The request: Print each line of the listing once more, precisely as given.

Data supplied:
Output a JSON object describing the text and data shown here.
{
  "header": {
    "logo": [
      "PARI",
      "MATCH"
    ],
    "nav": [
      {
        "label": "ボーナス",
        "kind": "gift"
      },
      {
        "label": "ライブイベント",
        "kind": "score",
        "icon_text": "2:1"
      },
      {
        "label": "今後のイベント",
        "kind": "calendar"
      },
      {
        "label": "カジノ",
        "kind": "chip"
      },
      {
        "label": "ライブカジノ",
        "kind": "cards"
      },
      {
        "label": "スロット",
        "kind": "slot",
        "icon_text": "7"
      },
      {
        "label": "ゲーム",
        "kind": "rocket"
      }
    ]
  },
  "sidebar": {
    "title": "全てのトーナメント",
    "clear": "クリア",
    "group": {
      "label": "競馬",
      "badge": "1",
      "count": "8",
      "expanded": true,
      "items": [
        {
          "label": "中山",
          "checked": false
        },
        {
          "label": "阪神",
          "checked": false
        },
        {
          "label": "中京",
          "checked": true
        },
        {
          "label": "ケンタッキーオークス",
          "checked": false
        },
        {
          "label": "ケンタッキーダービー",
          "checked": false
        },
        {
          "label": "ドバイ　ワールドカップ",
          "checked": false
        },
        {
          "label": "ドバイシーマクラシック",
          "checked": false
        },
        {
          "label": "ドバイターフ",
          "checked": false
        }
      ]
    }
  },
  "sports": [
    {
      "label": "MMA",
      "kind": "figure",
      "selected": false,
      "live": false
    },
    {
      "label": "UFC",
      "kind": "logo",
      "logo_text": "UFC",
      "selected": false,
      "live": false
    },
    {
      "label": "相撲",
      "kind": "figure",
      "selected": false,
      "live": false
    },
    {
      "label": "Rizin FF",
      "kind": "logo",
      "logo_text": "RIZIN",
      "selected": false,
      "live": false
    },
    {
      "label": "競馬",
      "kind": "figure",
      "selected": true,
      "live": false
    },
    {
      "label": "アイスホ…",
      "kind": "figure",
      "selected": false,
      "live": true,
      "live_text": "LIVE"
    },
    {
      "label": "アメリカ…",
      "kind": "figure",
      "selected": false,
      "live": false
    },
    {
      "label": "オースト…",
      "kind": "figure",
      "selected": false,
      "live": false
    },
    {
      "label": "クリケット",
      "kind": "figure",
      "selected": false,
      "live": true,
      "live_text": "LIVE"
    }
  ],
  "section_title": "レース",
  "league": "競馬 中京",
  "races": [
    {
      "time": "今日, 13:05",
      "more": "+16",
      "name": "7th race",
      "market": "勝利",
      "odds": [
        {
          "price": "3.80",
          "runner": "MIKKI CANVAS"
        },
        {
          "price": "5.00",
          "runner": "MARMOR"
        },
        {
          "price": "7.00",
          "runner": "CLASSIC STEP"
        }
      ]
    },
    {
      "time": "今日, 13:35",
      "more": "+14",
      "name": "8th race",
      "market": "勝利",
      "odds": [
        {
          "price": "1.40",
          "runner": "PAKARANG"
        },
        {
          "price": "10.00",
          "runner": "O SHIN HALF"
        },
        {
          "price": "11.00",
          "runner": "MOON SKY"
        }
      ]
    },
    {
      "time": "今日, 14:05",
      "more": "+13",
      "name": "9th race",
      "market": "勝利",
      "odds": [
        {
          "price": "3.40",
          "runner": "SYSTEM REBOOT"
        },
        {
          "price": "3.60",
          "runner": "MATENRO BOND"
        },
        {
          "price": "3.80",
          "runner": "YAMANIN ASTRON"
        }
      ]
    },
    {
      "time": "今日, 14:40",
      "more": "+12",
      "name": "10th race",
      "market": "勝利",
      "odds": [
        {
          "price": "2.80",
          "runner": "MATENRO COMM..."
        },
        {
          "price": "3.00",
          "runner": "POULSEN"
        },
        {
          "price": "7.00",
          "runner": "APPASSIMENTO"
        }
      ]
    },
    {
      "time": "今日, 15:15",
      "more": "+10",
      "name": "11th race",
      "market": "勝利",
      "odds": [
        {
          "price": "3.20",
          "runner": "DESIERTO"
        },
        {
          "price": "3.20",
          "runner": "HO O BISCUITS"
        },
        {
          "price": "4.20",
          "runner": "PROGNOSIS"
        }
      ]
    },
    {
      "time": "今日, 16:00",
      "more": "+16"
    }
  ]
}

Exercise solution:
Output a JSON object describing the text and data shown here.
{
  "header": {
    "logo": [
      "PARI",
      "MATCH"
    ],
    "nav": [
      {
        "label": "ボーナス",
        "kind": "gift"
      },
      {
        "label": "ライブイベント",
        "kind": "score",
        "icon_text": "2:1"
      },
      {
        "label": "今後のイベント",
        "kind": "calendar"
      },
      {
        "label": "カジノ",
        "kind": "chip"
      },
      {
        "label": "ライブカジノ",
        "kind": "cards"
      },
      {
        "label": "スロット",
        "kind": "slot",
        "icon_text": "7"
      },
      {
        "label": "ゲーム",
        "kind": "rocket"
      }
    ]
  },
  "sidebar": {
    "title": "全てのトーナメント",
    "clear": "クリア",
    "group": {
      "label": "競馬",
      "badge": "1",
      "count": "8",
      "expanded": true,
      "items": [
        {
          "label": "中山",
          "checked": false
        },
        {
          "label": "阪神",
          "checked": false
        },
        {
          "label": "中京",
          "checked": true
        },
        {
          "label": "ケンタッキーオークス",
          "checked": false
        },
        {
          "label": "ケンタッキーダービー",
          "checked": false
        },
        {
          "label": "ドバイ　ワールドカップ",
          "checked": false
        },
        {
          "label": "ドバイシーマクラシック",
          "checked": false
        },
        {
          "label": "ドバイターフ",
          "checked": false
        }
      ]
    }
  },
  "sports": [
    {
      "label": "MMA",
      "kind": "figure",
      "selected": false,
      "live": false
    },
    {
      "label": "UFC",
      "kind": "logo",
      "logo_text": "UFC",
      "selected": false,
      "live": false
    },
    {
      "label": "相撲",
      "kind": "figure",
      "selected": false,
      "live": false
    },
    {
      "label": "Rizin FF",
      "kind": "logo",
      "logo_text": "RIZIN",
      "selected": false,
      "live": false
    },
    {
      "label": "競馬",
      "kind": "figure",
      "selected": true,
      "live": false
    },
    {
      "label": "アイスホ…",
      "kind": "figure",
      "selected": false,
      "live": true,
      "live_text": "LIVE"
    },
    {
      "label": "アメリカ…",
      "kind": "figure",
      "selected": false,
      "live": false
    },
    {
      "label": "オースト…",
      "kind": "figure",
      "selected": false,
      "live": false
    },
    {
      "label": "クリケット",
      "kind": "figure",
      "selected": false,
      "live": true,
      "live_text": "LIVE"
    }
  ],
  "section_title": "レース",
  "league": "競馬 中京",
  "races": [
    {
      "time": "今日, 13:05",
      "more": "+16",
      "name": "7th race",
      "market": "勝利",
      "odds": [
        {
          "price": "3.80",
          "runner": "MIKKI CANVAS"
        },
        {
          "price": "5.00",
          "runner": "MARMOR"
        },
        {
          "price": "7.00",
          "runner": "CLASSIC STEP"
        }
      ]
    },
    {
      "time": "今日, 13:35",
      "more": "+14",
      "name": "8th race",
      "market": "勝利",
      "odds": [
        {
          "price": "1.40",
          "runner": "PAKARANG"
        },
        {
          "price": "10.00",
          "runner": "O SHIN HALF"
        },
        {
          "price": "11.00",
          "runner": "MOON SKY"
        }
      ]
    },
    {
      "time": "今日, 14:05",
      "more": "+13",
      "name": "9th race",
      "market": "勝利",
      "odds": [
        {
          "price": "3.40",
          "runner": "SYSTEM REBOOT"
        },
        {
          "price": "3.60",
          "runner": "MATENRO BOND"
        },
        {
          "price": "3.80",
          "runner": "YAMANIN ASTRON"
        }
      ]
    },
    {
      "time": "今日, 14:40",
      "more": "+12",
      "name": "10th race",
      "market": "勝利",
      "odds": [
        {
          "price": "2.80",
          "runner": "MATENRO COMM..."
        },
        {
          "price": "3.00",
          "runner": "POULSEN"
        },
        {
          "price": "7.00",
          "runner": "APPASSIMENTO"
        }
      ]
    },
    {
      "time": "今日, 15:15",
      "more": "+10",
      "name": "11th race",
      "market": "勝利",
      "odds": [
        {
          "price": "3.20",
          "runner": "DESIERTO"
        },
        {
          "price": "3.20",
          "runner": "HO O BISCUITS"
        },
        {
          "price": "4.20",
          "runner": "PROGNOSIS"
        }
      ]
    },
    {
      "time": "今日, 16:00",
      "more": "+16"
    }
  ]
}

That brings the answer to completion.